* Data entries:
::::::
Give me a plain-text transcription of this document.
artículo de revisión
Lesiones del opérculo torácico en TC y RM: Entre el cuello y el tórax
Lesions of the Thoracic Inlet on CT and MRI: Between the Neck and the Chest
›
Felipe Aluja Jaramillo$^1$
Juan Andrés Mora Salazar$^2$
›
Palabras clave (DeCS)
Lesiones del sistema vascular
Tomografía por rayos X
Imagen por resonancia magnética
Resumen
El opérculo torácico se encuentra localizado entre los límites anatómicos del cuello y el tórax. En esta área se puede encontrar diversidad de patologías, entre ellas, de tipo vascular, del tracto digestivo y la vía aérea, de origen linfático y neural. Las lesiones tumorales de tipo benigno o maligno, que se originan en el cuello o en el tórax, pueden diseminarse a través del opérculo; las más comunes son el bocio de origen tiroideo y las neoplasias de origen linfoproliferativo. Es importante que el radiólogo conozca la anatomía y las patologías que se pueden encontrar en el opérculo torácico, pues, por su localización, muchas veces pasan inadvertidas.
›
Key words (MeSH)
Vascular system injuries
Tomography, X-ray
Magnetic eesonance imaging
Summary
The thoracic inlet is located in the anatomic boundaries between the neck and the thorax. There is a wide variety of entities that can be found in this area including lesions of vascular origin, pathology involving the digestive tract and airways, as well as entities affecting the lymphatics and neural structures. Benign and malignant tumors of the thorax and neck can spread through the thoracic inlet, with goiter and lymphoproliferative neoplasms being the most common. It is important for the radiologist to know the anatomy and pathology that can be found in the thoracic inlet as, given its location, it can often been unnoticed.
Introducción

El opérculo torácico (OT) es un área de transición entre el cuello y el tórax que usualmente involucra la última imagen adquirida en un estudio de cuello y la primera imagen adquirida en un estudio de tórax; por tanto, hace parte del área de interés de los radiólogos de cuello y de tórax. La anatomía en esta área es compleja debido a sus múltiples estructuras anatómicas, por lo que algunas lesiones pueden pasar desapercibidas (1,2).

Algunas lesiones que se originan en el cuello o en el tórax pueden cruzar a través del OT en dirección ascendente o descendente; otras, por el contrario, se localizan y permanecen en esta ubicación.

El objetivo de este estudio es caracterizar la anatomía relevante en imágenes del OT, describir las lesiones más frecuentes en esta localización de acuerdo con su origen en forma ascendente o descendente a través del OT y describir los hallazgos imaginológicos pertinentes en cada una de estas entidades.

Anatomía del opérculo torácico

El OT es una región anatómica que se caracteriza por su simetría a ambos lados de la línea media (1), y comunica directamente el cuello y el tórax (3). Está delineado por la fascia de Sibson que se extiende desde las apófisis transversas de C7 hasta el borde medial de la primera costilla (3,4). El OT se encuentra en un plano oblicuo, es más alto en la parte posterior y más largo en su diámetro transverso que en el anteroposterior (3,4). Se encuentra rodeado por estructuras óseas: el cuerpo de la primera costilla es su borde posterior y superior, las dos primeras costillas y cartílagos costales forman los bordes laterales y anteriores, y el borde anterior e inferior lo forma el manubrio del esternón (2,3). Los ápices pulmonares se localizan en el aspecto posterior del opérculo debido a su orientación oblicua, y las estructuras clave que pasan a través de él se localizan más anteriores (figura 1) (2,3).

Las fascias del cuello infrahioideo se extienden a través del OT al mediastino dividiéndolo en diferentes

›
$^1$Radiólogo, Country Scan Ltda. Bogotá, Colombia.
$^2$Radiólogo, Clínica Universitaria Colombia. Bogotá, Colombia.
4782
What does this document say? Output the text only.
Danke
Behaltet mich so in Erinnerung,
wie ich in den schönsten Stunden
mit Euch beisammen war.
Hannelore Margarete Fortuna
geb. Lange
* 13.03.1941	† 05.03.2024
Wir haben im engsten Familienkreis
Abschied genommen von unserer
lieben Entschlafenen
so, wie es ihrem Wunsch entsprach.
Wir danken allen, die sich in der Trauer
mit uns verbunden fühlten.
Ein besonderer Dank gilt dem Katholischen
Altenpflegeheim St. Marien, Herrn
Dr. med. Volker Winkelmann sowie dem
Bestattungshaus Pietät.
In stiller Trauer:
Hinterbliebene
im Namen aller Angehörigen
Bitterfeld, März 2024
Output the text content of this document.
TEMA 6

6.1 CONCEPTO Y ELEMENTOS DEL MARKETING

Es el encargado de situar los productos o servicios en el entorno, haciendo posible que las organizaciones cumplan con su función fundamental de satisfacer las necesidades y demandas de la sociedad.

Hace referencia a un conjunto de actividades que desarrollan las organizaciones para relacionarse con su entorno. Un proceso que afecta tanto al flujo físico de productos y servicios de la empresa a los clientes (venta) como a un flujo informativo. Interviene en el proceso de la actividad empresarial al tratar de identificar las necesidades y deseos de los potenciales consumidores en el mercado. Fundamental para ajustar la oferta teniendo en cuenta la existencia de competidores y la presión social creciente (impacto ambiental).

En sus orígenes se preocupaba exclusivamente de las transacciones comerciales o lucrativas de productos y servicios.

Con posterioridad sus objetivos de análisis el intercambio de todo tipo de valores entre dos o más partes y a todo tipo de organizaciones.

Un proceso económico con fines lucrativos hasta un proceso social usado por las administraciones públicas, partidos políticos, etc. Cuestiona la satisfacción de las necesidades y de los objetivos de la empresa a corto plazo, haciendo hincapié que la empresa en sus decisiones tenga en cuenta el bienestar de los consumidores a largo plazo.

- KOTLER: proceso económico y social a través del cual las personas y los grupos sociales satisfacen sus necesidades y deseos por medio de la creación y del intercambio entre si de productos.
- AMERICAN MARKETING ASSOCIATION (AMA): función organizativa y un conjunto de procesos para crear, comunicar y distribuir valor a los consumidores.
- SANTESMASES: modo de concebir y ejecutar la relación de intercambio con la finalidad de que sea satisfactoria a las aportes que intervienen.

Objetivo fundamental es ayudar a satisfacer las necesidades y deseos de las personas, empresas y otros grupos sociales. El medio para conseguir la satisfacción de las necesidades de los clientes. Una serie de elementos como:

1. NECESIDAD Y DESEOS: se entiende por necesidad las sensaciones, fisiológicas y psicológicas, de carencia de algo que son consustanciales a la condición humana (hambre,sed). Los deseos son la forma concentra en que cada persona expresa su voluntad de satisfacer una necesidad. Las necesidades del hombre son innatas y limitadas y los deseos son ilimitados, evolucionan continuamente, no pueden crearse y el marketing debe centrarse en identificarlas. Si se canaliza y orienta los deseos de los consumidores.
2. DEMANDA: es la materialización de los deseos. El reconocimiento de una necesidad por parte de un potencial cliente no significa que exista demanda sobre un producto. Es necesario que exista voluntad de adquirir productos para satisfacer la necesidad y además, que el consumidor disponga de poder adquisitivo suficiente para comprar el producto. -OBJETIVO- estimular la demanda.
::::::
* PROBLEM STATEMENT: Reproduce each entry from the records above, character for character.

* RESULT BELOW:
Give me a plain-text transcription of this document.
artículo de revisión
Lesiones del opérculo torácico en TC y RM: Entre el cuello y el tórax
Lesions of the Thoracic Inlet on CT and MRI: Between the Neck and the Chest
›
Felipe Aluja Jaramillo$^1$
Juan Andrés Mora Salazar$^2$
›
Palabras clave (DeCS)
Lesiones del sistema vascular
Tomografía por rayos X
Imagen por resonancia magnética
Resumen
El opérculo torácico se encuentra localizado entre los límites anatómicos del cuello y el tórax. En esta área se puede encontrar diversidad de patologías, entre ellas, de tipo vascular, del tracto digestivo y la vía aérea, de origen linfático y neural. Las lesiones tumorales de tipo benigno o maligno, que se originan en el cuello o en el tórax, pueden diseminarse a través del opérculo; las más comunes son el bocio de origen tiroideo y las neoplasias de origen linfoproliferativo. Es importante que el radiólogo conozca la anatomía y las patologías que se pueden encontrar en el opérculo torácico, pues, por su localización, muchas veces pasan inadvertidas.
›
Key words (MeSH)
Vascular system injuries
Tomography, X-ray
Magnetic eesonance imaging
Summary
The thoracic inlet is located in the anatomic boundaries between the neck and the thorax. There is a wide variety of entities that can be found in this area including lesions of vascular origin, pathology involving the digestive tract and airways, as well as entities affecting the lymphatics and neural structures. Benign and malignant tumors of the thorax and neck can spread through the thoracic inlet, with goiter and lymphoproliferative neoplasms being the most common. It is important for the radiologist to know the anatomy and pathology that can be found in the thoracic inlet as, given its location, it can often been unnoticed.
Introducción

El opérculo torácico (OT) es un área de transición entre el cuello y el tórax que usualmente involucra la última imagen adquirida en un estudio de cuello y la primera imagen adquirida en un estudio de tórax; por tanto, hace parte del área de interés de los radiólogos de cuello y de tórax. La anatomía en esta área es compleja debido a sus múltiples estructuras anatómicas, por lo que algunas lesiones pueden pasar desapercibidas (1,2).

Algunas lesiones que se originan en el cuello o en el tórax pueden cruzar a través del OT en dirección ascendente o descendente; otras, por el contrario, se localizan y permanecen en esta ubicación.

El objetivo de este estudio es caracterizar la anatomía relevante en imágenes del OT, describir las lesiones más frecuentes en esta localización de acuerdo con su origen en forma ascendente o descendente a través del OT y describir los hallazgos imaginológicos pertinentes en cada una de estas entidades.

Anatomía del opérculo torácico

El OT es una región anatómica que se caracteriza por su simetría a ambos lados de la línea media (1), y comunica directamente el cuello y el tórax (3). Está delineado por la fascia de Sibson que se extiende desde las apófisis transversas de C7 hasta el borde medial de la primera costilla (3,4). El OT se encuentra en un plano oblicuo, es más alto en la parte posterior y más largo en su diámetro transverso que en el anteroposterior (3,4). Se encuentra rodeado por estructuras óseas: el cuerpo de la primera costilla es su borde posterior y superior, las dos primeras costillas y cartílagos costales forman los bordes laterales y anteriores, y el borde anterior e inferior lo forma el manubrio del esternón (2,3). Los ápices pulmonares se localizan en el aspecto posterior del opérculo debido a su orientación oblicua, y las estructuras clave que pasan a través de él se localizan más anteriores (figura 1) (2,3).

Las fascias del cuello infrahioideo se extienden a través del OT al mediastino dividiéndolo en diferentes

›
$^1$Radiólogo, Country Scan Ltda. Bogotá, Colombia.
$^2$Radiólogo, Clínica Universitaria Colombia. Bogotá, Colombia.
4782
What does this document say? Output the text only.
Danke
Behaltet mich so in Erinnerung,
wie ich in den schönsten Stunden
mit Euch beisammen war.
Hannelore Margarete Fortuna
geb. Lange
* 13.03.1941	† 05.03.2024
Wir haben im engsten Familienkreis
Abschied genommen von unserer
lieben Entschlafenen
so, wie es ihrem Wunsch entsprach.
Wir danken allen, die sich in der Trauer
mit uns verbunden fühlten.
Ein besonderer Dank gilt dem Katholischen
Altenpflegeheim St. Marien, Herrn
Dr. med. Volker Winkelmann sowie dem
Bestattungshaus Pietät.
In stiller Trauer:
Hinterbliebene
im Namen aller Angehörigen
Bitterfeld, März 2024
Output the text content of this document.
TEMA 6

6.1 CONCEPTO Y ELEMENTOS DEL MARKETING

Es el encargado de situar los productos o servicios en el entorno, haciendo posible que las organizaciones cumplan con su función fundamental de satisfacer las necesidades y demandas de la sociedad.

Hace referencia a un conjunto de actividades que desarrollan las organizaciones para relacionarse con su entorno. Un proceso que afecta tanto al flujo físico de productos y servicios de la empresa a los clientes (venta) como a un flujo informativo. Interviene en el proceso de la actividad empresarial al tratar de identificar las necesidades y deseos de los potenciales consumidores en el mercado. Fundamental para ajustar la oferta teniendo en cuenta la existencia de competidores y la presión social creciente (impacto ambiental).

En sus orígenes se preocupaba exclusivamente de las transacciones comerciales o lucrativas de productos y servicios.

Con posterioridad sus objetivos de análisis el intercambio de todo tipo de valores entre dos o más partes y a todo tipo de organizaciones.

Un proceso económico con fines lucrativos hasta un proceso social usado por las administraciones públicas, partidos políticos, etc. Cuestiona la satisfacción de las necesidades y de los objetivos de la empresa a corto plazo, haciendo hincapié que la empresa en sus decisiones tenga en cuenta el bienestar de los consumidores a largo plazo.

- KOTLER: proceso económico y social a través del cual las personas y los grupos sociales satisfacen sus necesidades y deseos por medio de la creación y del intercambio entre si de productos.
- AMERICAN MARKETING ASSOCIATION (AMA): función organizativa y un conjunto de procesos para crear, comunicar y distribuir valor a los consumidores.
- SANTESMASES: modo de concebir y ejecutar la relación de intercambio con la finalidad de que sea satisfactoria a las aportes que intervienen.

Objetivo fundamental es ayudar a satisfacer las necesidades y deseos de las personas, empresas y otros grupos sociales. El medio para conseguir la satisfacción de las necesidades de los clientes. Una serie de elementos como:

1. NECESIDAD Y DESEOS: se entiende por necesidad las sensaciones, fisiológicas y psicológicas, de carencia de algo que son consustanciales a la condición humana (hambre,sed). Los deseos son la forma concentra en que cada persona expresa su voluntad de satisfacer una necesidad. Las necesidades del hombre son innatas y limitadas y los deseos son ilimitados, evolucionan continuamente, no pueden crearse y el marketing debe centrarse en identificarlas. Si se canaliza y orienta los deseos de los consumidores.
2. DEMANDA: es la materialización de los deseos. El reconocimiento de una necesidad por parte de un potencial cliente no significa que exista demanda sobre un producto. Es necesario que exista voluntad de adquirir productos para satisfacer la necesidad y además, que el consumidor disponga de poder adquisitivo suficiente para comprar el producto. -OBJETIVO- estimular la demanda.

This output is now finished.